> [THE REQUEST]: Show all lines from the listing below that contain "title".

(Records from a dataset)
════════════════
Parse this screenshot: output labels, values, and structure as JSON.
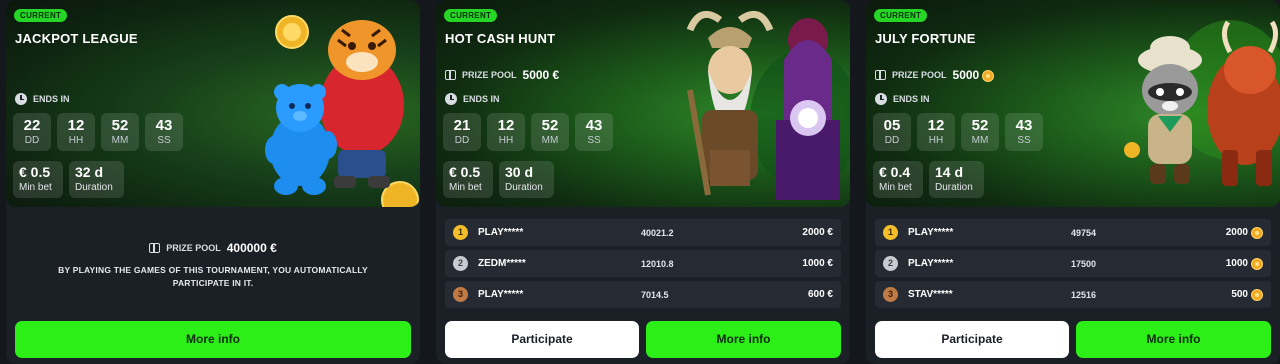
{
  "tournaments": [
    {
      "badge": "CURRENT",
      "title": "JACKPOT LEAGUE",
      "ends_label": "ENDS IN",
      "timer": [
        {
          "value": "22",
          "unit": "DD"
        },
        {
          "value": "12",
          "unit": "HH"
        },
        {
          "value": "52",
          "unit": "MM"
        },
        {
          "value": "43",
          "unit": "SS"
        }
      ],
      "min_bet": {
        "value": "€ 0.5",
        "label": "Min bet"
      },
      "duration": {
        "value": "32 d",
        "label": "Duration"
      },
      "prize_pool_label": "PRIZE POOL",
      "prize_pool_value": "400000 €",
      "info_text": "BY PLAYING THE GAMES OF THIS TOURNAMENT, YOU AUTOMATICALLY PARTICIPATE IN IT.",
      "more_info_label": "More info",
      "art_icons": [
        "tiger-mascot-icon",
        "blue-bear-icon",
        "gold-coin-icon"
      ]
    },
    {
      "badge": "CURRENT",
      "title": "HOT CASH HUNT",
      "prize_pool_label": "PRIZE POOL",
      "prize_pool_value": "5000 €",
      "ends_label": "ENDS IN",
      "timer": [
        {
          "value": "21",
          "unit": "DD"
        },
        {
          "value": "12",
          "unit": "HH"
        },
        {
          "value": "52",
          "unit": "MM"
        },
        {
          "value": "43",
          "unit": "SS"
        }
      ],
      "min_bet": {
        "value": "€ 0.5",
        "label": "Min bet"
      },
      "duration": {
        "value": "30 d",
        "label": "Duration"
      },
      "leaderboard": [
        {
          "rank": "1",
          "name": "PLAY*****",
          "score": "40021.2",
          "prize": "2000 €"
        },
        {
          "rank": "2",
          "name": "ZEDM*****",
          "score": "12010.8",
          "prize": "1000 €"
        },
        {
          "rank": "3",
          "name": "PLAY*****",
          "score": "7014.5",
          "prize": "600 €"
        }
      ],
      "participate_label": "Participate",
      "more_info_label": "More info",
      "art_icons": [
        "viking-warrior-icon",
        "fortune-teller-icon"
      ]
    },
    {
      "badge": "CURRENT",
      "title": "JULY FORTUNE",
      "prize_pool_label": "PRIZE POOL",
      "prize_pool_value": "5000",
      "prize_pool_currency_icon": "coin-icon",
      "ends_label": "ENDS IN",
      "timer": [
        {
          "value": "05",
          "unit": "DD"
        },
        {
          "value": "12",
          "unit": "HH"
        },
        {
          "value": "52",
          "unit": "MM"
        },
        {
          "value": "43",
          "unit": "SS"
        }
      ],
      "min_bet": {
        "value": "€ 0.4",
        "label": "Min bet"
      },
      "duration": {
        "value": "14 d",
        "label": "Duration"
      },
      "leaderboard": [
        {
          "rank": "1",
          "name": "PLAY*****",
          "score": "49754",
          "prize": "2000"
        },
        {
          "rank": "2",
          "name": "PLAY*****",
          "score": "17500",
          "prize": "1000"
        },
        {
          "rank": "3",
          "name": "STAV*****",
          "score": "12516",
          "prize": "500"
        }
      ],
      "participate_label": "Participate",
      "more_info_label": "More info",
      "art_icons": [
        "raccoon-explorer-icon",
        "fire-bison-icon"
      ]
    }
  ],
  "colors": {
    "accent_green": "#2bef17",
    "badge_green": "#26d626",
    "card_bg": "#1b1f26",
    "page_bg": "#14171c",
    "gold": "#f4be2a",
    "silver": "#c8ccd2",
    "bronze": "#c07a45"
  }
}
════════════════
> [RESULT OF THIS TASK]:
      "title": "JACKPOT LEAGUE",
      "title": "HOT CASH HUNT",
      "title": "JULY FORTUNE",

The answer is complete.